# [Consigne]
Recopiez les lignes à partir de celle qui contient « y-tick-label: 102 bbox=[80, 598, 130, 636] » et jusqu'à celle qui contient « data-point-circle bbox=[901, 167, 912, 178] » incluse, en remplaçant « data-point-circle » par « data-point-round » sans rien modifier d'autre.

───

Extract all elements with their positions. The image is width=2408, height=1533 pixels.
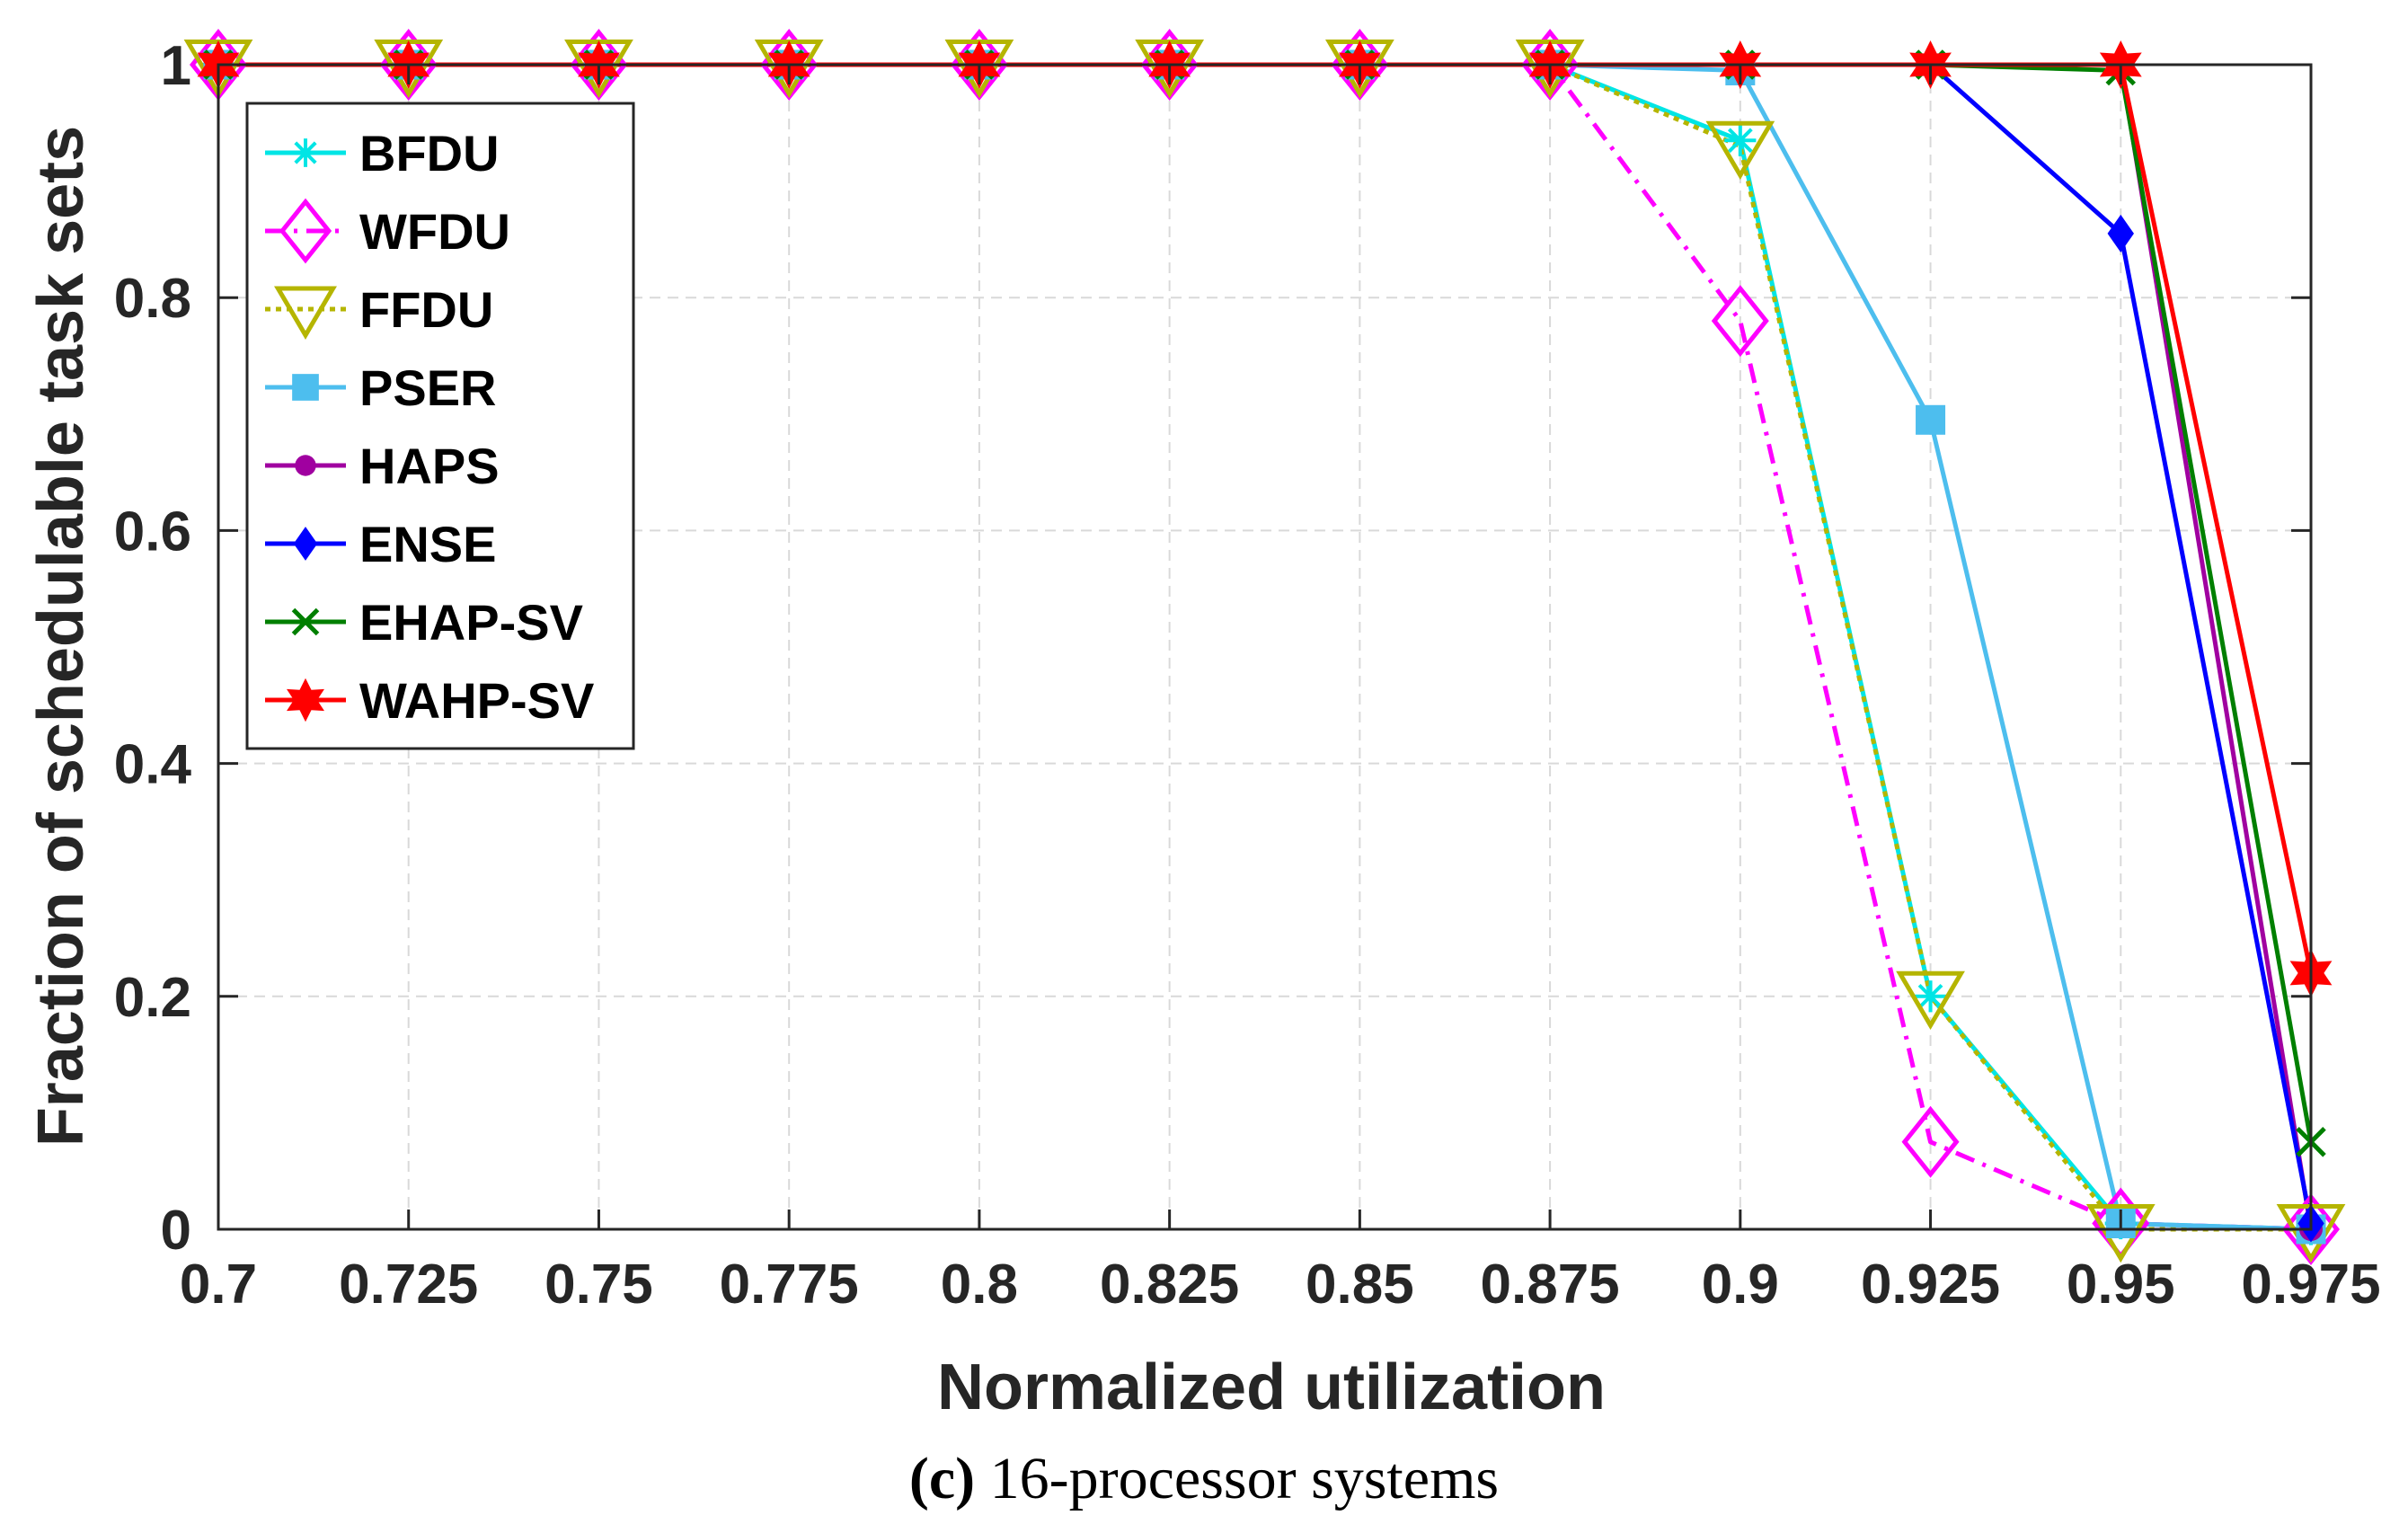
legend-item-bfdu: BFDU xyxy=(265,125,500,182)
data-point-ffdu xyxy=(2085,1204,2156,1263)
data-point-wfdu xyxy=(1711,285,1769,358)
x-tick-label: 0.725 xyxy=(339,1254,478,1316)
y-tick-label: 0.6 xyxy=(114,501,191,563)
legend-item-ehap-sv: EHAP-SV xyxy=(265,594,583,651)
legend-item-wahp-sv: WAHP-SV xyxy=(265,672,594,729)
caption-text: 16-processor systems xyxy=(989,1446,1500,1511)
data-point-ffdu xyxy=(1705,120,1775,180)
legend-item-pser: PSER xyxy=(265,359,497,416)
legend-marker xyxy=(292,374,319,401)
plot-frame xyxy=(217,63,2313,1231)
data-point-bfdu xyxy=(1724,124,1757,156)
x-axis-title: Normalized utilization xyxy=(937,1351,1606,1423)
x-tick-label: 0.7 xyxy=(180,1254,257,1316)
data-point-bfdu xyxy=(1914,980,1947,1013)
x-tick-label: 0.925 xyxy=(1861,1254,2000,1316)
x-tick-label: 0.9 xyxy=(1702,1254,1779,1316)
legend-label: WAHP-SV xyxy=(359,672,594,729)
legend-marker xyxy=(287,678,324,722)
data-point-pser xyxy=(1916,404,1946,435)
x-tick-label: 0.8 xyxy=(941,1254,1018,1316)
figure-caption: (c) 16-processor systems xyxy=(0,1445,2408,1513)
legend-marker xyxy=(293,527,318,561)
x-tick-label: 0.875 xyxy=(1481,1254,1620,1316)
legend-marker xyxy=(295,455,316,476)
legend-marker xyxy=(279,198,332,264)
legend-item-ffdu: FFDU xyxy=(265,281,493,341)
x-tick-label: 0.75 xyxy=(544,1254,653,1316)
legend-label: WFDU xyxy=(359,203,510,260)
legend: BFDU WFDU FFDU PSER HAPS ENSE EHAP-SV WAHP-SV xyxy=(245,102,635,750)
y-tick-label: 1 xyxy=(161,35,191,97)
y-tick-label: 0.2 xyxy=(114,967,191,1029)
x-tick-labels: 0.7 0.725 0.75 0.775 0.8 0.825 0.85 0.875 0.9 0.9… xyxy=(180,1254,2381,1316)
x-tick-label: 0.85 xyxy=(1306,1254,1414,1316)
legend-label: FFDU xyxy=(359,281,493,338)
legend-item-haps: HAPS xyxy=(265,438,500,494)
y-tick-labels: 0 0.2 0.4 0.6 0.8 1 xyxy=(114,35,192,1262)
y-axis-title: Fraction of schedulable task sets xyxy=(25,126,97,1147)
axis-ticks xyxy=(217,63,2313,1231)
legend-marker xyxy=(291,607,320,636)
legend-label: BFDU xyxy=(359,125,500,182)
caption-label: (c) xyxy=(908,1446,976,1511)
legend-marker xyxy=(291,138,320,167)
legend-item-ense: ENSE xyxy=(265,516,497,572)
legend-label: HAPS xyxy=(359,438,500,494)
x-tick-label: 0.775 xyxy=(720,1254,859,1316)
y-tick-label: 0 xyxy=(161,1200,191,1262)
legend-label: EHAP-SV xyxy=(359,594,583,651)
y-tick-label: 0.4 xyxy=(114,734,192,796)
legend-label: PSER xyxy=(359,359,497,416)
data-point-ense xyxy=(2107,214,2134,253)
x-tick-label: 0.975 xyxy=(2241,1254,2380,1316)
legend-label: ENSE xyxy=(359,516,497,572)
legend-marker xyxy=(274,286,337,341)
legend-item-wfdu: WFDU xyxy=(265,198,510,264)
x-tick-label: 0.825 xyxy=(1100,1254,1239,1316)
y-tick-label: 0.8 xyxy=(114,268,191,330)
data-point-ffdu xyxy=(1896,970,1965,1031)
x-tick-label: 0.95 xyxy=(2067,1254,2175,1316)
data-point-wfdu xyxy=(1901,1105,1960,1178)
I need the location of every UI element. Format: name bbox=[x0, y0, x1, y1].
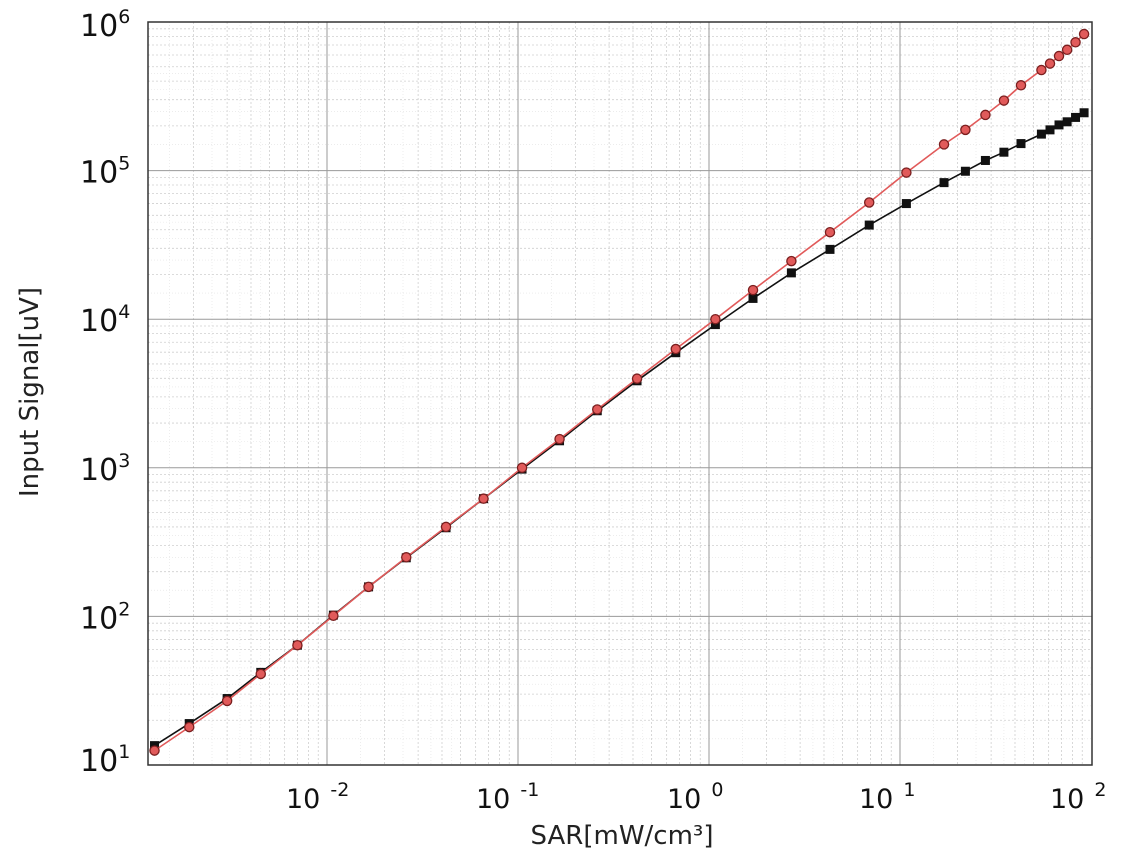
y-tick-label: 102 bbox=[80, 598, 130, 636]
data-point-circle bbox=[401, 552, 412, 563]
data-point-square bbox=[939, 178, 949, 188]
data-point-circle bbox=[149, 745, 160, 756]
data-point-circle bbox=[710, 313, 721, 325]
data-point-circle bbox=[1061, 44, 1073, 56]
data-point-circle bbox=[670, 343, 682, 355]
data-point-circle bbox=[863, 197, 875, 208]
x-tick-label: 10 2 bbox=[1050, 779, 1106, 815]
data-point-circle bbox=[363, 581, 374, 593]
data-point-circle bbox=[938, 139, 950, 150]
data-point-circle bbox=[901, 167, 912, 178]
data-point-square bbox=[864, 220, 874, 230]
data-point-square bbox=[786, 268, 796, 278]
x-tick-labels: 10 -2 10 -1 10 0 10 1 10 2 bbox=[286, 779, 1106, 815]
y-tick-label: 106 bbox=[80, 6, 130, 44]
data-point-circle bbox=[554, 433, 565, 445]
x-axis-label: SAR[mW/cm³] bbox=[531, 821, 714, 851]
data-point-circle bbox=[221, 695, 233, 707]
data-point-circle bbox=[1036, 64, 1047, 76]
x-tick-label: 10 -2 bbox=[286, 779, 349, 815]
data-point-circle bbox=[183, 721, 195, 733]
data-point-square bbox=[1079, 108, 1089, 118]
data-point-square bbox=[1062, 117, 1072, 127]
data-point-circle bbox=[255, 668, 267, 680]
data-point-circle bbox=[478, 493, 489, 504]
data-point-circle bbox=[592, 404, 603, 415]
data-point-circle bbox=[1044, 58, 1056, 69]
data-point-circle bbox=[960, 124, 971, 136]
data-point-square bbox=[1016, 139, 1026, 149]
data-point-circle bbox=[440, 521, 452, 533]
data-point-circle bbox=[1078, 28, 1090, 40]
data-point-square bbox=[710, 320, 720, 330]
data-point-circle bbox=[824, 226, 836, 238]
major-grid bbox=[148, 22, 1092, 765]
series-layer bbox=[149, 28, 1090, 756]
data-point-square bbox=[1071, 112, 1081, 122]
data-point-circle bbox=[292, 639, 303, 651]
data-point-circle bbox=[1053, 50, 1065, 62]
minor-grid bbox=[148, 22, 1092, 765]
data-point-circle bbox=[631, 373, 643, 384]
data-point-square bbox=[1045, 125, 1055, 135]
data-point-circle bbox=[328, 610, 339, 622]
data-point-square bbox=[960, 166, 970, 176]
x-tick-label: 10 1 bbox=[859, 779, 915, 815]
data-point-circle bbox=[1015, 80, 1027, 91]
data-point-square bbox=[825, 244, 835, 254]
data-point-circle bbox=[1070, 37, 1081, 48]
data-point-circle bbox=[516, 462, 528, 474]
plot-frame bbox=[147, 21, 1093, 766]
data-point-square bbox=[748, 293, 758, 303]
data-point-circle bbox=[786, 255, 797, 267]
y-tick-label: 105 bbox=[80, 153, 130, 191]
y-tick-labels: 101 102 103 104 105 106 bbox=[80, 6, 130, 779]
data-point-square bbox=[1054, 120, 1064, 130]
data-point-square bbox=[901, 199, 911, 209]
y-tick-label: 104 bbox=[80, 301, 130, 339]
y-axis-label: Input Signal[uV] bbox=[15, 287, 45, 497]
y-tick-label: 101 bbox=[80, 741, 130, 779]
x-tick-label: 10 -1 bbox=[476, 779, 539, 815]
data-point-square bbox=[980, 155, 990, 165]
data-point-square bbox=[999, 147, 1009, 157]
data-point-circle bbox=[998, 95, 1010, 106]
data-point-square bbox=[1036, 129, 1046, 139]
x-tick-label: 10 0 bbox=[667, 779, 723, 815]
data-point-circle bbox=[747, 284, 759, 296]
y-tick-label: 103 bbox=[80, 450, 130, 488]
data-point-circle bbox=[980, 109, 991, 121]
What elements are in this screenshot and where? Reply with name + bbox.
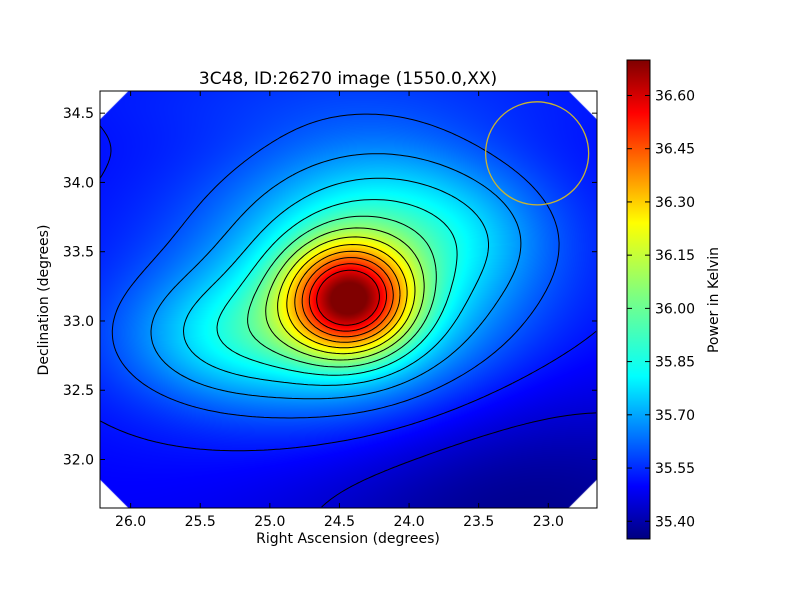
colorbar-tick-label: 36.45 [655, 142, 695, 158]
colorbar-tick-label: 35.85 [655, 355, 695, 371]
contour-line [183, 177, 489, 386]
x-tick-label: 25.0 [254, 514, 285, 530]
contour-line [321, 412, 597, 508]
contour-line [216, 199, 458, 376]
x-tick-label: 26.0 [115, 514, 146, 530]
colorbar-tick-label: 35.40 [655, 514, 695, 530]
y-axis-ticks: 32.0 32.5 33.0 33.5 34.0 34.5 [63, 106, 597, 469]
colorbar-tick-label: 36.00 [655, 301, 695, 317]
y-tick-label: 34.5 [63, 106, 94, 122]
heatmap-foreign [100, 91, 597, 508]
x-tick-label: 25.5 [185, 514, 216, 530]
x-tick-label: 23.0 [533, 514, 564, 530]
y-axis-label: Declination (degrees) [36, 225, 52, 376]
beam-circle [484, 101, 590, 206]
contour-line [286, 244, 408, 349]
y-tick-label: 32.5 [63, 383, 94, 399]
colorbar-label: Power in Kelvin [706, 247, 722, 353]
contour-line [316, 269, 380, 326]
contour-line [265, 227, 425, 361]
x-axis-ticks: 26.0 25.5 25.0 24.5 24.0 23.5 23.0 [115, 91, 564, 530]
contour-line [111, 113, 560, 419]
y-tick-label: 33.0 [63, 314, 94, 330]
contour-line [294, 250, 401, 343]
contour-line [247, 215, 437, 368]
x-tick-label: 23.5 [463, 514, 494, 530]
colorbar [626, 59, 651, 540]
contour-line [308, 263, 387, 332]
x-tick-label: 24.0 [393, 514, 424, 530]
colorbar-tick-label: 35.70 [655, 408, 695, 424]
heatmap-image [100, 91, 597, 508]
colorbar-tick-label: 35.55 [655, 461, 695, 477]
colorbar-tick-label: 36.30 [655, 195, 695, 211]
y-tick-label: 32.0 [63, 453, 94, 469]
contour-line [150, 153, 522, 400]
y-tick-label: 33.5 [63, 245, 94, 261]
colorbar-tick-label: 36.15 [655, 248, 695, 264]
contour-line [277, 236, 416, 355]
colorbar-ticks: 35.40 35.55 35.70 35.85 36.00 36.15 36.30 36.45… [627, 88, 695, 530]
contour-lines [100, 113, 597, 508]
x-axis-label: Right Ascension (degrees) [256, 531, 440, 547]
contour-line [301, 257, 394, 338]
colorbar-tick-label: 36.60 [655, 88, 695, 104]
x-tick-label: 24.5 [324, 514, 355, 530]
plot-frame [99, 90, 598, 509]
chart-title: 3C48, ID:26270 image (1550.0,XX) [199, 69, 497, 89]
y-tick-label: 34.0 [63, 175, 94, 191]
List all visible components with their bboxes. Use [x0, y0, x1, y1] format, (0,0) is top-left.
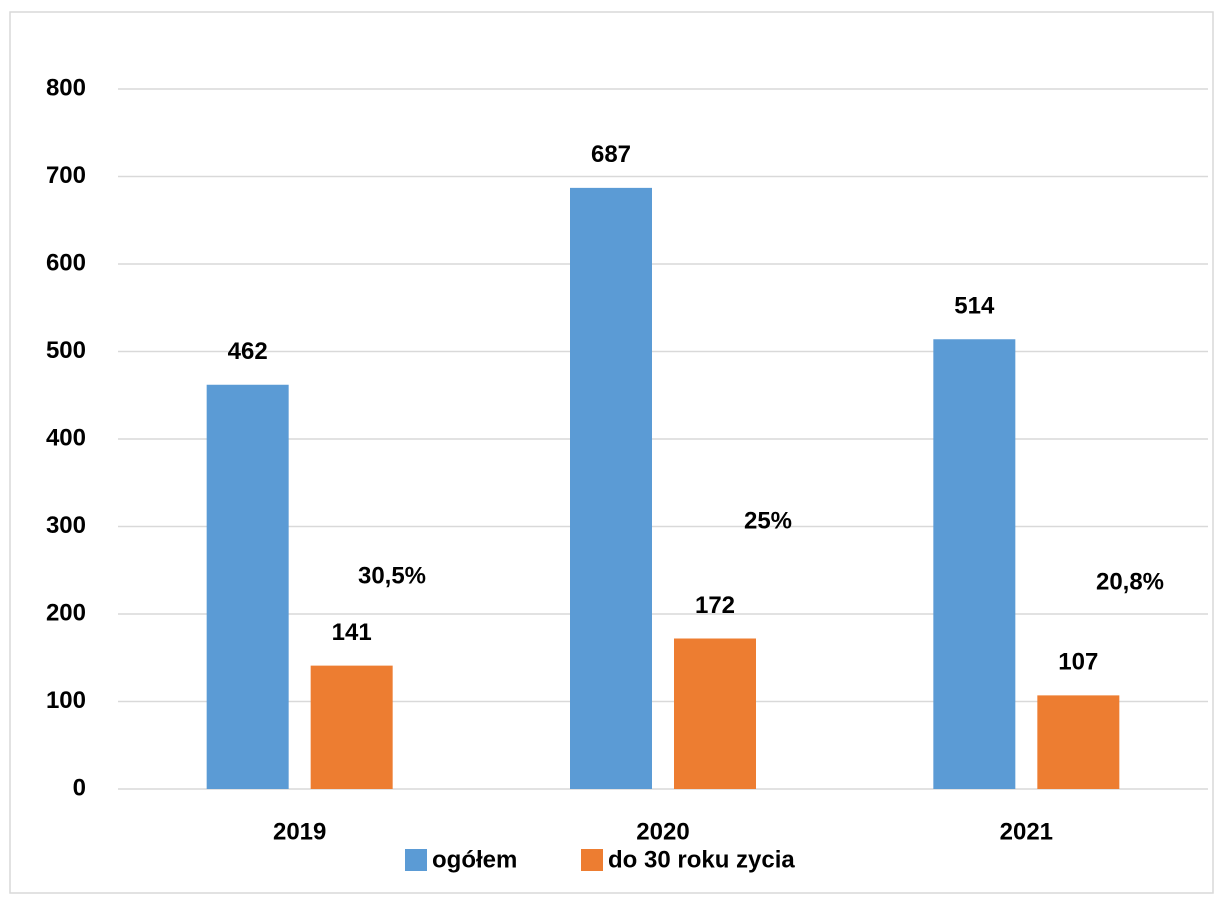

───

# [Résultat attendu]
y-tick-label: 102 bbox=[80, 598, 130, 636]
data-point-round bbox=[401, 552, 412, 563]
data-point-square bbox=[939, 178, 949, 188]
data-point-round bbox=[149, 745, 160, 756]
data-point-round bbox=[710, 313, 721, 325]
data-point-round bbox=[1061, 44, 1073, 56]
data-point-round bbox=[670, 343, 682, 355]
data-point-round bbox=[863, 197, 875, 208]
x-tick-label: 10 2 bbox=[1050, 779, 1106, 815]
data-point-round bbox=[363, 581, 374, 593]
data-point-round bbox=[938, 139, 950, 150]
data-point-round bbox=[901, 167, 912, 178]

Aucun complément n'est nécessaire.